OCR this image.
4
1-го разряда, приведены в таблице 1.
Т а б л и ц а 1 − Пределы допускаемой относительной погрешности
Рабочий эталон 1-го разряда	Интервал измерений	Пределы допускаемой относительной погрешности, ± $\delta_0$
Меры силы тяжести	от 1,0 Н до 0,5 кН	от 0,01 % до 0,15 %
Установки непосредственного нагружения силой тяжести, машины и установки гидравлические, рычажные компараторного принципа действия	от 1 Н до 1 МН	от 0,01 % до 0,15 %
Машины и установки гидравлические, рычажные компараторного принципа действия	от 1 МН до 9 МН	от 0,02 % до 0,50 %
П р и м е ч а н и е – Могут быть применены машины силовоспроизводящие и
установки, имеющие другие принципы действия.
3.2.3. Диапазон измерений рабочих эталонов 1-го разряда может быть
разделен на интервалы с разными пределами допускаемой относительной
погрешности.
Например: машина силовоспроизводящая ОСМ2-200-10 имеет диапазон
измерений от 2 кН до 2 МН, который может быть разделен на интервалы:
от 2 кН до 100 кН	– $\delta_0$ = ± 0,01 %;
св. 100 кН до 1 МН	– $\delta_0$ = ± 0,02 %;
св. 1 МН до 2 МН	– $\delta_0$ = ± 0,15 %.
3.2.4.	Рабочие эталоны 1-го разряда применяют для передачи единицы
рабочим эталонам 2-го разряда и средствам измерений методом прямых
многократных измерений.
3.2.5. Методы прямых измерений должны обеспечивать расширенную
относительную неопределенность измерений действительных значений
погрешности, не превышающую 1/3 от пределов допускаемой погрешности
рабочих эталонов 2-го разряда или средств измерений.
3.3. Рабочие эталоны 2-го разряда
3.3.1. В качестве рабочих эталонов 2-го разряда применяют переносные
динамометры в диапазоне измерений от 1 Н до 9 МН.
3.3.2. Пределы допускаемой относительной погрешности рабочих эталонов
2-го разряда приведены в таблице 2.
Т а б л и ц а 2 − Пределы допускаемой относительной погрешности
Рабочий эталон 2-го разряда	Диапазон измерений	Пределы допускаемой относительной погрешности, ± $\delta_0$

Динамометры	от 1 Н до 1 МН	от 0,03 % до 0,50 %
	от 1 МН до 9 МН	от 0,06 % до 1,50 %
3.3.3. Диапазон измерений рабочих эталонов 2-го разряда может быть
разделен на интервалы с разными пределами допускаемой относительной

(What the exercise asks): Recopy the whole listing exactly.

(Written reply):
OCR this image.
4
1-го разряда, приведены в таблице 1.
Т а б л и ц а 1 − Пределы допускаемой относительной погрешности
Рабочий эталон 1-го разряда	Интервал измерений	Пределы допускаемой относительной погрешности, ± $\delta_0$
Меры силы тяжести	от 1,0 Н до 0,5 кН	от 0,01 % до 0,15 %
Установки непосредственного нагружения силой тяжести, машины и установки гидравлические, рычажные компараторного принципа действия	от 1 Н до 1 МН	от 0,01 % до 0,15 %
Машины и установки гидравлические, рычажные компараторного принципа действия	от 1 МН до 9 МН	от 0,02 % до 0,50 %
П р и м е ч а н и е – Могут быть применены машины силовоспроизводящие и
установки, имеющие другие принципы действия.
3.2.3. Диапазон измерений рабочих эталонов 1-го разряда может быть
разделен на интервалы с разными пределами допускаемой относительной
погрешности.
Например: машина силовоспроизводящая ОСМ2-200-10 имеет диапазон
измерений от 2 кН до 2 МН, который может быть разделен на интервалы:
от 2 кН до 100 кН	– $\delta_0$ = ± 0,01 %;
св. 100 кН до 1 МН	– $\delta_0$ = ± 0,02 %;
св. 1 МН до 2 МН	– $\delta_0$ = ± 0,15 %.
3.2.4.	Рабочие эталоны 1-го разряда применяют для передачи единицы
рабочим эталонам 2-го разряда и средствам измерений методом прямых
многократных измерений.
3.2.5. Методы прямых измерений должны обеспечивать расширенную
относительную неопределенность измерений действительных значений
погрешности, не превышающую 1/3 от пределов допускаемой погрешности
рабочих эталонов 2-го разряда или средств измерений.
3.3. Рабочие эталоны 2-го разряда
3.3.1. В качестве рабочих эталонов 2-го разряда применяют переносные
динамометры в диапазоне измерений от 1 Н до 9 МН.
3.3.2. Пределы допускаемой относительной погрешности рабочих эталонов
2-го разряда приведены в таблице 2.
Т а б л и ц а 2 − Пределы допускаемой относительной погрешности
Рабочий эталон 2-го разряда	Диапазон измерений	Пределы допускаемой относительной погрешности, ± $\delta_0$

Динамометры	от 1 Н до 1 МН	от 0,03 % до 0,50 %
	от 1 МН до 9 МН	от 0,06 % до 1,50 %
3.3.3. Диапазон измерений рабочих эталонов 2-го разряда может быть
разделен на интервалы с разными пределами допускаемой относительной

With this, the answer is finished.